## Set problem
The listing below must be repeated word for word, with its images excluded.

Records from a data collection
_ _ _
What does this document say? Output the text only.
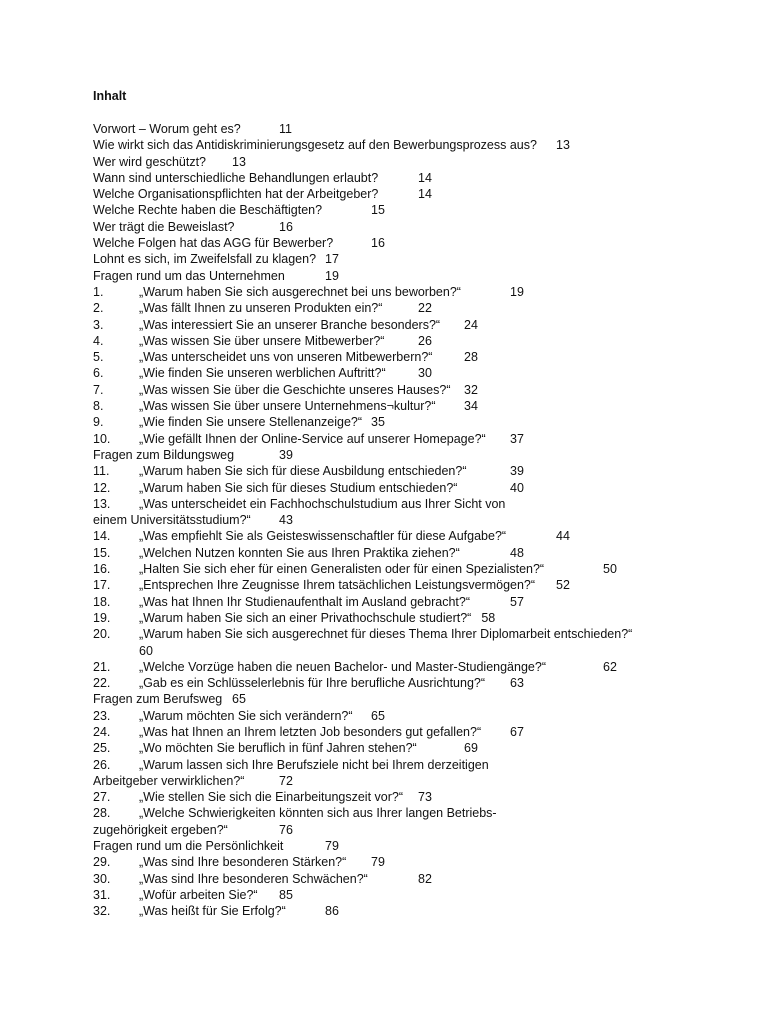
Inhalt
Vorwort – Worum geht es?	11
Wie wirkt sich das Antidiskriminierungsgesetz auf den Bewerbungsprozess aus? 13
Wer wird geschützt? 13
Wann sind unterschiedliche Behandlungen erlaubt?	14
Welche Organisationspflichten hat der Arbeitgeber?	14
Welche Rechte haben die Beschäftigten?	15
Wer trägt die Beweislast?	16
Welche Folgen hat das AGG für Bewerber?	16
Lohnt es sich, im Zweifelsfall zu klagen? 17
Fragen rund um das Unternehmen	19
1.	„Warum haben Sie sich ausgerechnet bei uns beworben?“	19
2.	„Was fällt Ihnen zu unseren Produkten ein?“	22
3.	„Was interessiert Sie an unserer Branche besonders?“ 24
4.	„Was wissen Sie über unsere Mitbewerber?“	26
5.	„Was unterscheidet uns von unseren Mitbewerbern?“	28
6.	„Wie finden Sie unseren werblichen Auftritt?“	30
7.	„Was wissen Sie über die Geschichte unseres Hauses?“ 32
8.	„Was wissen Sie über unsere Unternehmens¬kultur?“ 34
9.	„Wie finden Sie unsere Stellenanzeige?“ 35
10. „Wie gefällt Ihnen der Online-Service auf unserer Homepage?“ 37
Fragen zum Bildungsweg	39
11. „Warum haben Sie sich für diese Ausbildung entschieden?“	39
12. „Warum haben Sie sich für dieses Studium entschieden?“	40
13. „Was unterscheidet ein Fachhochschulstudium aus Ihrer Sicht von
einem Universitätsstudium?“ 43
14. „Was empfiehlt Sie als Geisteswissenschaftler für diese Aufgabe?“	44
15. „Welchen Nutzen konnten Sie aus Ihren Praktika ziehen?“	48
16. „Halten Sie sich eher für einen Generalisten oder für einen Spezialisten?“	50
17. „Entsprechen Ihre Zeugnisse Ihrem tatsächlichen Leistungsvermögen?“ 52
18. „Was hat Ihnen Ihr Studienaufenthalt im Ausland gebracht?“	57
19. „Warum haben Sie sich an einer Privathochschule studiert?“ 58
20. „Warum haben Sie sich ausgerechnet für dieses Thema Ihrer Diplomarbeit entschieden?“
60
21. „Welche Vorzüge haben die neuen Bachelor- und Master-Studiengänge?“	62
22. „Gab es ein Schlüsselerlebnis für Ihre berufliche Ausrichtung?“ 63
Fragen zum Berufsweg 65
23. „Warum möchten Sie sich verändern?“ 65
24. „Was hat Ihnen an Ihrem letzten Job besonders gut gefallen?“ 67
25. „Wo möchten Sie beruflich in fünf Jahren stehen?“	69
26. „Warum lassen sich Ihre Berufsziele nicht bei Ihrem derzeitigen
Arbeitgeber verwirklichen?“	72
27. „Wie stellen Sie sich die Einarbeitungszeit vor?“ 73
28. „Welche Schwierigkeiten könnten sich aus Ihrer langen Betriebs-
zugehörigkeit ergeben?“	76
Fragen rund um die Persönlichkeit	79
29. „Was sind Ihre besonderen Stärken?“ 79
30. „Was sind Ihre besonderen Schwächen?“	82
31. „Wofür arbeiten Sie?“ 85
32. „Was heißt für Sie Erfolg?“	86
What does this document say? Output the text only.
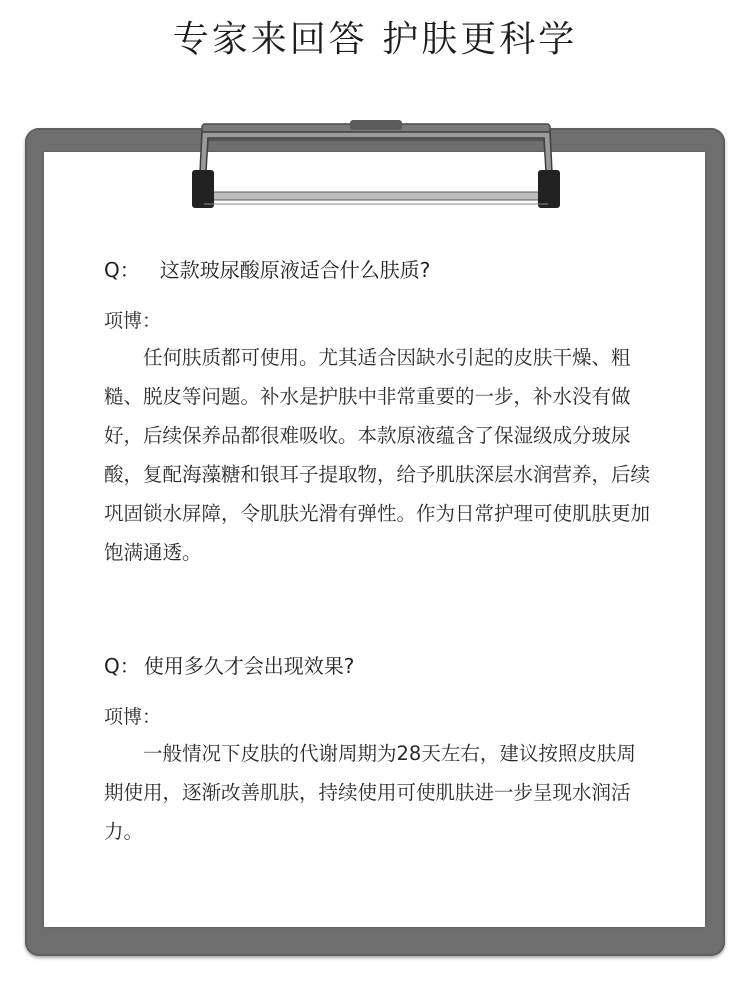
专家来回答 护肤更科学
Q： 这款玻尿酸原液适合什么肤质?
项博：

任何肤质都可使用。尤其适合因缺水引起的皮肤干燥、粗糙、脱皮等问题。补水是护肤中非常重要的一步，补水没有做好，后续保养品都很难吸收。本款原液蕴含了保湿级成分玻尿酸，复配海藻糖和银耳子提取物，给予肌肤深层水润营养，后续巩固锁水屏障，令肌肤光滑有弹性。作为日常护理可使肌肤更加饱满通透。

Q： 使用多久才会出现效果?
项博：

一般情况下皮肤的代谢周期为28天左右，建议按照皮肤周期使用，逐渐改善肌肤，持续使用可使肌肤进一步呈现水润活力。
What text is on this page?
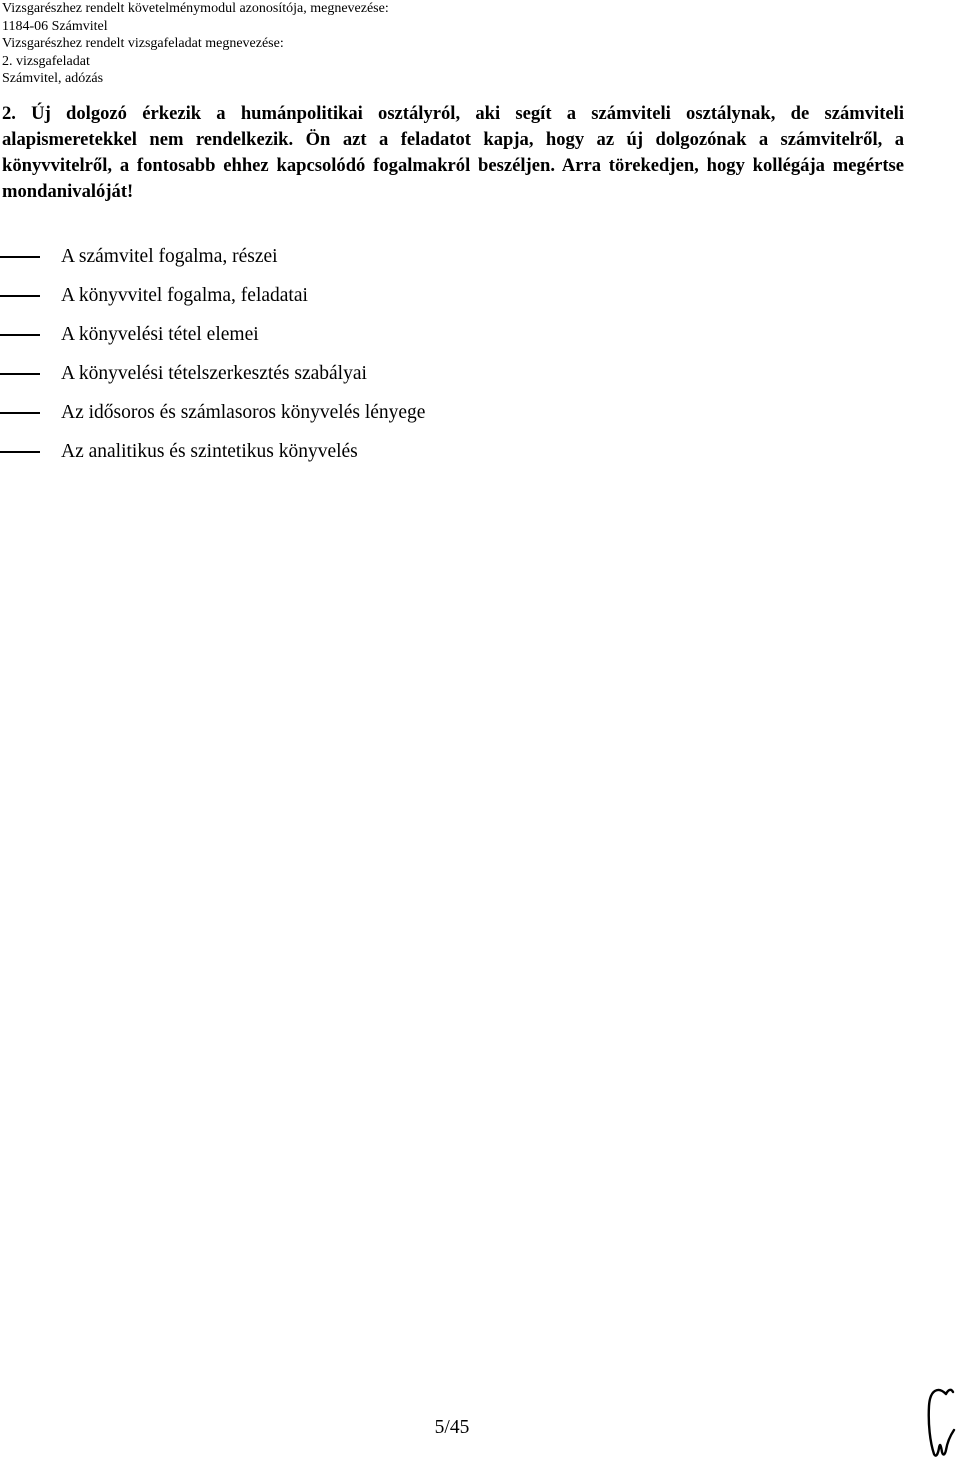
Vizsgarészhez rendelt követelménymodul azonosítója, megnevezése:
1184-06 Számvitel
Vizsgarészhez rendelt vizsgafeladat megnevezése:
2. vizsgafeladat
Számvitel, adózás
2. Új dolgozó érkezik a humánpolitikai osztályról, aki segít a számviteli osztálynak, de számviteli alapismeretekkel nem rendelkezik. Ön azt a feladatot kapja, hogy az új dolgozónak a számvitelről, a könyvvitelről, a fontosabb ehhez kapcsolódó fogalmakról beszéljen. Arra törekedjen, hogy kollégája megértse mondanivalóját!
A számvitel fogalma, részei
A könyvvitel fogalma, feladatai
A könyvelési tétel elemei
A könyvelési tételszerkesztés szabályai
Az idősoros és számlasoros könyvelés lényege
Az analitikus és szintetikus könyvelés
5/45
_ _ _
## In response
What does this document say? Output the text only.
Inhalt
Vorwort – Worum geht es?	11
Wie wirkt sich das Antidiskriminierungsgesetz auf den Bewerbungsprozess aus? 13
Wer wird geschützt? 13
Wann sind unterschiedliche Behandlungen erlaubt?	14
Welche Organisationspflichten hat der Arbeitgeber?	14
Welche Rechte haben die Beschäftigten?	15
Wer trägt die Beweislast?	16
Welche Folgen hat das AGG für Bewerber?	16
Lohnt es sich, im Zweifelsfall zu klagen? 17
Fragen rund um das Unternehmen	19
1.	„Warum haben Sie sich ausgerechnet bei uns beworben?“	19
2.	„Was fällt Ihnen zu unseren Produkten ein?“	22
3.	„Was interessiert Sie an unserer Branche besonders?“ 24
4.	„Was wissen Sie über unsere Mitbewerber?“	26
5.	„Was unterscheidet uns von unseren Mitbewerbern?“	28
6.	„Wie finden Sie unseren werblichen Auftritt?“	30
7.	„Was wissen Sie über die Geschichte unseres Hauses?“ 32
8.	„Was wissen Sie über unsere Unternehmens¬kultur?“ 34
9.	„Wie finden Sie unsere Stellenanzeige?“ 35
10. „Wie gefällt Ihnen der Online-Service auf unserer Homepage?“ 37
Fragen zum Bildungsweg	39
11. „Warum haben Sie sich für diese Ausbildung entschieden?“	39
12. „Warum haben Sie sich für dieses Studium entschieden?“	40
13. „Was unterscheidet ein Fachhochschulstudium aus Ihrer Sicht von
einem Universitätsstudium?“ 43
14. „Was empfiehlt Sie als Geisteswissenschaftler für diese Aufgabe?“	44
15. „Welchen Nutzen konnten Sie aus Ihren Praktika ziehen?“	48
16. „Halten Sie sich eher für einen Generalisten oder für einen Spezialisten?“	50
17. „Entsprechen Ihre Zeugnisse Ihrem tatsächlichen Leistungsvermögen?“ 52
18. „Was hat Ihnen Ihr Studienaufenthalt im Ausland gebracht?“	57
19. „Warum haben Sie sich an einer Privathochschule studiert?“ 58
20. „Warum haben Sie sich ausgerechnet für dieses Thema Ihrer Diplomarbeit entschieden?“
60
21. „Welche Vorzüge haben die neuen Bachelor- und Master-Studiengänge?“	62
22. „Gab es ein Schlüsselerlebnis für Ihre berufliche Ausrichtung?“ 63
Fragen zum Berufsweg 65
23. „Warum möchten Sie sich verändern?“ 65
24. „Was hat Ihnen an Ihrem letzten Job besonders gut gefallen?“ 67
25. „Wo möchten Sie beruflich in fünf Jahren stehen?“	69
26. „Warum lassen sich Ihre Berufsziele nicht bei Ihrem derzeitigen
Arbeitgeber verwirklichen?“	72
27. „Wie stellen Sie sich die Einarbeitungszeit vor?“ 73
28. „Welche Schwierigkeiten könnten sich aus Ihrer langen Betriebs-
zugehörigkeit ergeben?“	76
Fragen rund um die Persönlichkeit	79
29. „Was sind Ihre besonderen Stärken?“ 79
30. „Was sind Ihre besonderen Schwächen?“	82
31. „Wofür arbeiten Sie?“ 85
32. „Was heißt für Sie Erfolg?“	86
What does this document say? Output the text only.
专家来回答 护肤更科学
Q： 这款玻尿酸原液适合什么肤质?
项博：

任何肤质都可使用。尤其适合因缺水引起的皮肤干燥、粗糙、脱皮等问题。补水是护肤中非常重要的一步，补水没有做好，后续保养品都很难吸收。本款原液蕴含了保湿级成分玻尿酸，复配海藻糖和银耳子提取物，给予肌肤深层水润营养，后续巩固锁水屏障，令肌肤光滑有弹性。作为日常护理可使肌肤更加饱满通透。

Q： 使用多久才会出现效果?
项博：

一般情况下皮肤的代谢周期为28天左右，建议按照皮肤周期使用，逐渐改善肌肤，持续使用可使肌肤进一步呈现水润活力。
What text is on this page?
Vizsgarészhez rendelt követelménymodul azonosítója, megnevezése:
1184-06 Számvitel
Vizsgarészhez rendelt vizsgafeladat megnevezése:
2. vizsgafeladat
Számvitel, adózás
2. Új dolgozó érkezik a humánpolitikai osztályról, aki segít a számviteli osztálynak, de számviteli alapismeretekkel nem rendelkezik. Ön azt a feladatot kapja, hogy az új dolgozónak a számvitelről, a könyvvitelről, a fontosabb ehhez kapcsolódó fogalmakról beszéljen. Arra törekedjen, hogy kollégája megértse mondanivalóját!
A számvitel fogalma, részei
A könyvvitel fogalma, feladatai
A könyvelési tétel elemei
A könyvelési tételszerkesztés szabályai
Az idősoros és számlasoros könyvelés lényege
Az analitikus és szintetikus könyvelés
5/45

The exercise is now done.